§ **Aufgaben**
**a)** Schreibe aus dem Text über Kalkeier die Stelle von "Das Ei spielte" bis "bis vor wenigen Jahrzehnten." wortgetreu ab.
**b)** Beantworte zum Text über Kalkeier diese Fragen:
(i) Ab welchem Monat sammelten die Bäuerinnen einen Teil der frisch gelegten Eier in Tonkrügen?
(ii) Welche Farbe spielt bei den Ostereiern eine Sonderrolle?
(iii) Wie viele Eier händigte das Postfräulein Margot ihrem Verehrer aus?

§ **Angezeigter Text**
Kalkeier für den Winter

Das Ei spielte spätestens seit jener Zeit eine herausragende Rolle im Brauchtum wie auch in der Ernährung. Schon in grauer Vorzeit galt es als ein Ursymbol und als sichtbarster Träger des Lebens, aber auch als Zauberheilmittel sowie als Opfergabe. Vor allem waren Eier ein kostbares Gut, selbst auf den Bauernhöfen, und das galt noch bis vor wenigen Jahrzehnten.

Weil die Hühner im Winter nicht legten, sammelten die Bäuerinnen von September an einen Teil der frisch gelegten Eier in Tonkrügen, die mit Kalkwasser gefüllt waren. Auf diese Weise verfaulten diese sogenannten Kalkeier wenigstens nicht. Gleichwohl verloren sie ihren Geschmack, weshalb die ersten Ostereier ein Quell der Freude waren, wie man es sich heute, da Eier eine Massenware sind, nicht mehr vorstellen kann.

Eine Sonderrolle bei den Ostereiern spielt die Farbe Rot. Brauchtumspfleger betonen die Liebessymbolik der roten Eier, um die sich manche Tragödie rankt. Der Autor Wugg Retzer hat diesen Umstand in der Erzählung "In die Roten Oar" berührend dargelegt.

Den Brauch, an Ostern rote Eier zu schenken, wollte in Retzers Erzählung auch das Postfräulein Margot erfüllen. Leider beleidigte sie einen redlichen Verehrer, indem sie ihm vier Eier aushändigte, nicht wissend, dass eine gerade Zahl an Eiern eine Einladung zum Beischlaf bedeutet.

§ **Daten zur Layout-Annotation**
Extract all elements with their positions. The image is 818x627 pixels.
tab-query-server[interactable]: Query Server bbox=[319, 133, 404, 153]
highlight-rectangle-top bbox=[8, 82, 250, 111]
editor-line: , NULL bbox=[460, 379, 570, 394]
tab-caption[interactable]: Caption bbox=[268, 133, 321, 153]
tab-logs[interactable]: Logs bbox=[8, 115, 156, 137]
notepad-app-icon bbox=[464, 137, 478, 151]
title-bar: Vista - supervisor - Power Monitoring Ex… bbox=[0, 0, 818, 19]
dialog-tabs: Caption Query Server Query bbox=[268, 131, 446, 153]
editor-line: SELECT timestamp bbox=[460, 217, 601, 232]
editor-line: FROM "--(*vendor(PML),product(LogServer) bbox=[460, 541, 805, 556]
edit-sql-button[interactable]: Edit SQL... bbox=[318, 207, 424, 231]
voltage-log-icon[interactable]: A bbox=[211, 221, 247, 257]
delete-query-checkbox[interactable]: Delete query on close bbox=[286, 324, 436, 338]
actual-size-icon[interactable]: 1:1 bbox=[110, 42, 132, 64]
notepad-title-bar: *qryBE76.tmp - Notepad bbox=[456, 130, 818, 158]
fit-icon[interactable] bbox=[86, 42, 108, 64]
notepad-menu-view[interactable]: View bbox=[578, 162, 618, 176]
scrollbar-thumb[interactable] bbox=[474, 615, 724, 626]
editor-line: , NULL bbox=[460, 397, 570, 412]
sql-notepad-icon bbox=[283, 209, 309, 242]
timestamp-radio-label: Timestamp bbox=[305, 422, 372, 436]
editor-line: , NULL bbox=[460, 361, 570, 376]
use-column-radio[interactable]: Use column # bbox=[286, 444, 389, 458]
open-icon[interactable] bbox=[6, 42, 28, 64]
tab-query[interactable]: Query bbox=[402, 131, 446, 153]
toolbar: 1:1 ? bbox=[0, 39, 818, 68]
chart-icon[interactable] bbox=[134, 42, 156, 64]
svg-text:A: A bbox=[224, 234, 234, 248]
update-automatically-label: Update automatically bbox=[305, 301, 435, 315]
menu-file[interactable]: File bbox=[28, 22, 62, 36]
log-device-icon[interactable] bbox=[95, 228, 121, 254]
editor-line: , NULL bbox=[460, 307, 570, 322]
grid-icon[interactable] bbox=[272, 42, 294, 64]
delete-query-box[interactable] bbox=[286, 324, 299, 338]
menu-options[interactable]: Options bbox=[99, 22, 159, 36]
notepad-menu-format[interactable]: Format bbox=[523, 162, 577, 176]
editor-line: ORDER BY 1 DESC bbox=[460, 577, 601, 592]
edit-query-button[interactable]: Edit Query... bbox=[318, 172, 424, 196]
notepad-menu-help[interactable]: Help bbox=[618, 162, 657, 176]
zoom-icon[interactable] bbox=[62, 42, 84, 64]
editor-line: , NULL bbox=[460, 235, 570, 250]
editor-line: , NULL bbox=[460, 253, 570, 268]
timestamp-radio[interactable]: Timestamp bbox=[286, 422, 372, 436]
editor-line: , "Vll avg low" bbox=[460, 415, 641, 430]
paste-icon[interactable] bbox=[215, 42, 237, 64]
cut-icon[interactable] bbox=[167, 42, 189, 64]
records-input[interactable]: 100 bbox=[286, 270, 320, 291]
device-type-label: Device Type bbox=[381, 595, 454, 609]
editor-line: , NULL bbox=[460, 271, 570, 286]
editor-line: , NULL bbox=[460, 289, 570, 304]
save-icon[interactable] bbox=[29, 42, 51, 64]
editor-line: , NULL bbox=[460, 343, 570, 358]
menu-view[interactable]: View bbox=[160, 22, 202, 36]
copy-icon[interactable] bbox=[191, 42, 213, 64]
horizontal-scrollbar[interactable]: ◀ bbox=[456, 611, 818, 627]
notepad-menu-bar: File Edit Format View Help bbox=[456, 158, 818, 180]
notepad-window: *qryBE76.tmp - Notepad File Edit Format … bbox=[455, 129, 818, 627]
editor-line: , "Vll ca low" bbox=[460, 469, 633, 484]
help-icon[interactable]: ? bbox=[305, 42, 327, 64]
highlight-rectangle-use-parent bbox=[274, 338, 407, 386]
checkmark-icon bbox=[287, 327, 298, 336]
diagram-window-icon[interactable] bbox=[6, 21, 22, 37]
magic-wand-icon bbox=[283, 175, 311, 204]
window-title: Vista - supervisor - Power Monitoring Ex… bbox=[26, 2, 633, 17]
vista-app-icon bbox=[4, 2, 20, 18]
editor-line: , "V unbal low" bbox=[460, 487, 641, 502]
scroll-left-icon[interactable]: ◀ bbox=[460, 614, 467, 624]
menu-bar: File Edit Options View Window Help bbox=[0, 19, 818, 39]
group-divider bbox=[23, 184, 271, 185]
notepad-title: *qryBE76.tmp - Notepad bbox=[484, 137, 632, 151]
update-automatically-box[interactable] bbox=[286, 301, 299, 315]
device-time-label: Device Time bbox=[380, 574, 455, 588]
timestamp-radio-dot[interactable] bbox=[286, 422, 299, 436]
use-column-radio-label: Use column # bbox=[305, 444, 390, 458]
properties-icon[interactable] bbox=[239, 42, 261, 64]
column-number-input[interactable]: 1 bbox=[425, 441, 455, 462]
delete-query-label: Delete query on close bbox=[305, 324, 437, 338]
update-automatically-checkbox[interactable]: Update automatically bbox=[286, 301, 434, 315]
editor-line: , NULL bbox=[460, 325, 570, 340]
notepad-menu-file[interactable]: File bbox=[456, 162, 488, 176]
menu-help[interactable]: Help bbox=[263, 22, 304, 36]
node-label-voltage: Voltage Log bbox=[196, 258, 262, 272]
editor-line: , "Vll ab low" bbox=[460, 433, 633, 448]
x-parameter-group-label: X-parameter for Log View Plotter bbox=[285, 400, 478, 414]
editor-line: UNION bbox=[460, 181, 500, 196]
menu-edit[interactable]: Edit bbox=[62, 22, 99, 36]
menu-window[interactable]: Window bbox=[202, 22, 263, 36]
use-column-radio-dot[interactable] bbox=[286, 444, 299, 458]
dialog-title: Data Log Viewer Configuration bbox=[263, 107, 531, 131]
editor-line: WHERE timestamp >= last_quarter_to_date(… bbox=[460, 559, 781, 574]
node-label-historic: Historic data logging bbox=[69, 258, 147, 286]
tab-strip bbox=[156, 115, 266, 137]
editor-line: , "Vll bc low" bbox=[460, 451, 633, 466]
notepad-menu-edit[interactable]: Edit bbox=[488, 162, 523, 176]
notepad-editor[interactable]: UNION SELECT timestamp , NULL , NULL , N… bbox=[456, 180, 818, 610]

§ **Lösungen je Aufgabe**
**a)**
Das Ei spielte spätestens seit jener Zeit eine herausragende Rolle im Brauchtum wie auch in der Ernährung. Schon in grauer Vorzeit galt es als ein Ursymbol und als sichtbarster Träger des Lebens, aber auch als Zauberheilmittel sowie als Opfergabe. Vor allem waren Eier ein kostbares Gut, selbst auf den Bauernhöfen, und das galt noch bis vor wenigen Jahrzehnten.

**b)**
(i) Ab September.
(ii) Rot.
(iii) Vier.